### Given request:
Locate each line below that contains the string "series", and copy those lines.

[start of Input records]

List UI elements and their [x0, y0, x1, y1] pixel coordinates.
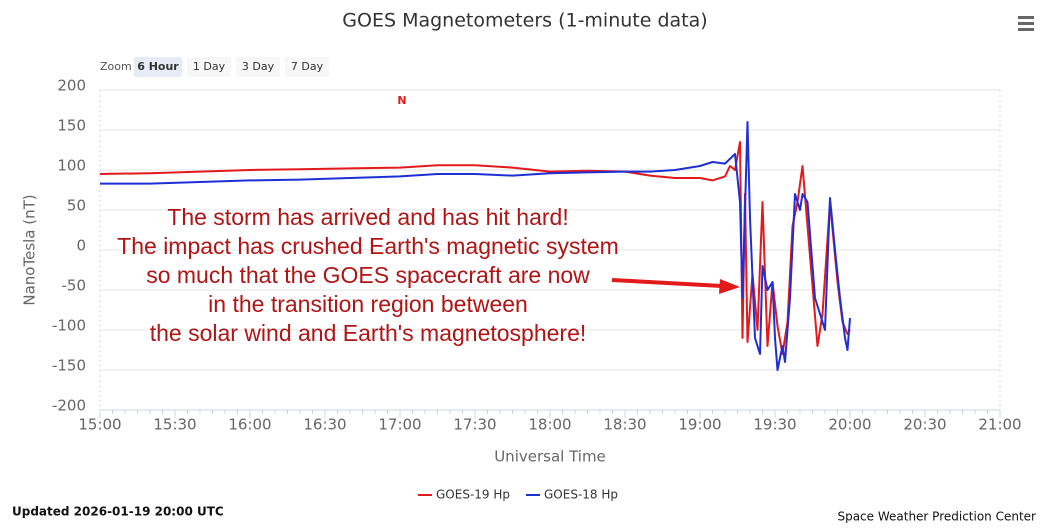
- x-axis-label: Universal Time: [494, 448, 606, 466]
- x-tick-label: 16:30: [303, 416, 346, 434]
- zoom-button-label: 7 Day: [291, 60, 324, 73]
- zoom-button[interactable]: 1 Day: [187, 57, 231, 77]
- y-tick-label: 150: [57, 117, 86, 135]
- x-tick-label: 18:30: [603, 416, 646, 434]
- series-line: [100, 121, 851, 371]
- y-tick-label: -50: [62, 277, 87, 295]
- x-tick-label: 18:00: [528, 416, 571, 434]
- legend-label: GOES-19 Hp: [436, 488, 510, 502]
- y-tick-label: 200: [57, 77, 86, 95]
- credit-text: Space Weather Prediction Center: [837, 510, 1036, 524]
- x-tick-label: 17:30: [453, 416, 496, 434]
- legend-label: GOES-18 Hp: [544, 488, 618, 502]
- series-line: [99, 141, 851, 355]
- x-tick-label: 20:30: [903, 416, 946, 434]
- x-tick-label: 15:00: [78, 416, 121, 434]
- x-tick-label: 19:00: [678, 416, 721, 434]
- x-tick-label: 15:30: [153, 416, 196, 434]
- zoom-button-bg: [236, 57, 280, 77]
- y-tick-label: 0: [76, 237, 86, 255]
- x-tick-label: 20:00: [828, 416, 871, 434]
- y-tick-label: -150: [52, 357, 86, 375]
- annotation-line: the solar wind and Earth's magnetosphere…: [150, 320, 587, 346]
- zoom-button-bg: [134, 57, 182, 77]
- annotation-line: in the transition region between: [208, 291, 528, 317]
- event-marker: N: [397, 94, 406, 107]
- y-axis-label: NanoTesla (nT): [21, 194, 39, 305]
- y-tick-label: -200: [52, 397, 86, 415]
- chart-title: GOES Magnetometers (1-minute data): [342, 10, 707, 32]
- menu-button[interactable]: [1018, 16, 1034, 31]
- zoom-button[interactable]: 6 Hour: [134, 57, 182, 77]
- updated-text: Updated 2026-01-19 20:00 UTC: [12, 505, 224, 519]
- zoom-label: Zoom: [100, 60, 132, 73]
- y-tick-label: -100: [52, 317, 86, 335]
- zoom-button[interactable]: 3 Day: [236, 57, 280, 77]
- y-tick-label: 100: [57, 157, 86, 175]
- zoom-button-label: 1 Day: [193, 60, 226, 73]
- zoom-button-label: 3 Day: [242, 60, 275, 73]
- menu-bar: [1018, 16, 1034, 19]
- zoom-button[interactable]: 7 Day: [285, 57, 329, 77]
- y-tick-label: 50: [67, 197, 86, 215]
- x-tick-label: 16:00: [228, 416, 271, 434]
- zoom-button-bg: [187, 57, 231, 77]
- zoom-button-label: 6 Hour: [137, 60, 179, 73]
- zoom-button-bg: [285, 57, 329, 77]
- x-tick-label: 21:00: [978, 416, 1021, 434]
- x-tick-label: 17:00: [378, 416, 421, 434]
- annotation-arrowhead: [719, 279, 740, 294]
- menu-bar: [1018, 28, 1034, 31]
- annotation-line: The storm has arrived and has hit hard!: [167, 204, 568, 230]
- annotation-arrow: [611, 278, 723, 288]
- x-tick-label: 19:30: [753, 416, 796, 434]
- menu-bar: [1018, 22, 1034, 25]
- annotation-line: The impact has crushed Earth's magnetic …: [117, 233, 619, 259]
- annotation-line: so much that the GOES spacecraft are now: [146, 262, 590, 288]
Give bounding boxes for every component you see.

[end of Input records]

### Written response:
- series-line: [100, 121, 851, 371]
- series-line: [99, 141, 851, 355]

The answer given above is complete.